- **Prompt**
Identify the lines holding "Surumu" and copy them.

- **Task inputs**
★ ★ ★ ★ ★

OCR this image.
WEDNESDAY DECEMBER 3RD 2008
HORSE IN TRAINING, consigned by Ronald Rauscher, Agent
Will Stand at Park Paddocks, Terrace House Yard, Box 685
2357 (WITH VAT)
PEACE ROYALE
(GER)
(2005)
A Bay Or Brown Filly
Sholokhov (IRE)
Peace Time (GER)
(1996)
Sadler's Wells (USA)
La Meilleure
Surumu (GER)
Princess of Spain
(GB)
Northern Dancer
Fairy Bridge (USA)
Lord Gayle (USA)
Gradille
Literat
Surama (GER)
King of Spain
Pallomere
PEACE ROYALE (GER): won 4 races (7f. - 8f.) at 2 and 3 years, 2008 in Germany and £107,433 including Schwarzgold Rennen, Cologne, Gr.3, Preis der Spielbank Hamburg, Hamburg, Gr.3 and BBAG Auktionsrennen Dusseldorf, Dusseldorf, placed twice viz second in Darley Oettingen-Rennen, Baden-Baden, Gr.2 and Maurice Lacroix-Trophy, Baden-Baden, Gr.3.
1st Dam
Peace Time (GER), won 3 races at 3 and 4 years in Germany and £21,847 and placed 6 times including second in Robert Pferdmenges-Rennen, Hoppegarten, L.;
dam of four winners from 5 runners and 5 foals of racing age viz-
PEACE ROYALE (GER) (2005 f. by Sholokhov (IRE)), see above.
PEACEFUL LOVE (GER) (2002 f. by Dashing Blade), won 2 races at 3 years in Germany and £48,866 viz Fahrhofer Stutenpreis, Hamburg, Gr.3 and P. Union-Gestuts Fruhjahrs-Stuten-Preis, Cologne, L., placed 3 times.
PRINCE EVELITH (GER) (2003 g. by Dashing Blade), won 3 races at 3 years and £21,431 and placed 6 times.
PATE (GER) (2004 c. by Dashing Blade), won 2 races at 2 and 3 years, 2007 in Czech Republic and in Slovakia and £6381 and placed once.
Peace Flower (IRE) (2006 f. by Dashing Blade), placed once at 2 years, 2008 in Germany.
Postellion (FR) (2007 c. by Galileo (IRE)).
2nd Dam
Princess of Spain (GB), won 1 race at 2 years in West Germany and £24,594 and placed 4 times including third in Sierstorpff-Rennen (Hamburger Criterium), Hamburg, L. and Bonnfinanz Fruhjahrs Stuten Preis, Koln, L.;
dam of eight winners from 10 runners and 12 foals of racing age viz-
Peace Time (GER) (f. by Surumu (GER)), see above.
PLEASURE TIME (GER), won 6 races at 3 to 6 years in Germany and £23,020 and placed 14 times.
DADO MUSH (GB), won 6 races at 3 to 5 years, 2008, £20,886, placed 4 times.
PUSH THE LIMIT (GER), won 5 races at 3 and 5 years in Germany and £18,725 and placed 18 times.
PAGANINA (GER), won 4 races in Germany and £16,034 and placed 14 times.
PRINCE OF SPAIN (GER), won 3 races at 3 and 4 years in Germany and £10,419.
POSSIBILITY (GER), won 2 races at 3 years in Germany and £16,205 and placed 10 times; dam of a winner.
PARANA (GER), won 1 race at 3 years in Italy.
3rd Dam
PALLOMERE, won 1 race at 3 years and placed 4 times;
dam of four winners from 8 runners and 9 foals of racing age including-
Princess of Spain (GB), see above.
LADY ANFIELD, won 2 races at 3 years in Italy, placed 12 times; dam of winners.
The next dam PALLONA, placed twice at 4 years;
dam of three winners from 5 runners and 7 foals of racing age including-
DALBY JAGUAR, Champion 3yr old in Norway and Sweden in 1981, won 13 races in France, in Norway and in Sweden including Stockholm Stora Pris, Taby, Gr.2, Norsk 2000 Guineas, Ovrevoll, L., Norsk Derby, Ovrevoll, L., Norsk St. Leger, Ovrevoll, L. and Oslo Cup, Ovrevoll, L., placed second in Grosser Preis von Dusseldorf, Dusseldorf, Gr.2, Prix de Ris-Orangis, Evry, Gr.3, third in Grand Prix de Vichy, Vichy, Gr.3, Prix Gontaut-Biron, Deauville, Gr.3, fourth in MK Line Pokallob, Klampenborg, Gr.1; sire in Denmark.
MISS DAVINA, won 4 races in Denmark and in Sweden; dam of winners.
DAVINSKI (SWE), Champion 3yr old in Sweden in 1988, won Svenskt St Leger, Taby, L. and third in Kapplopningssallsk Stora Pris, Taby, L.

★ ★ ★ ★ ★

- **Correct result**
Surumu (GER)
Peace Time (GER) (f. by Surumu (GER)), see above.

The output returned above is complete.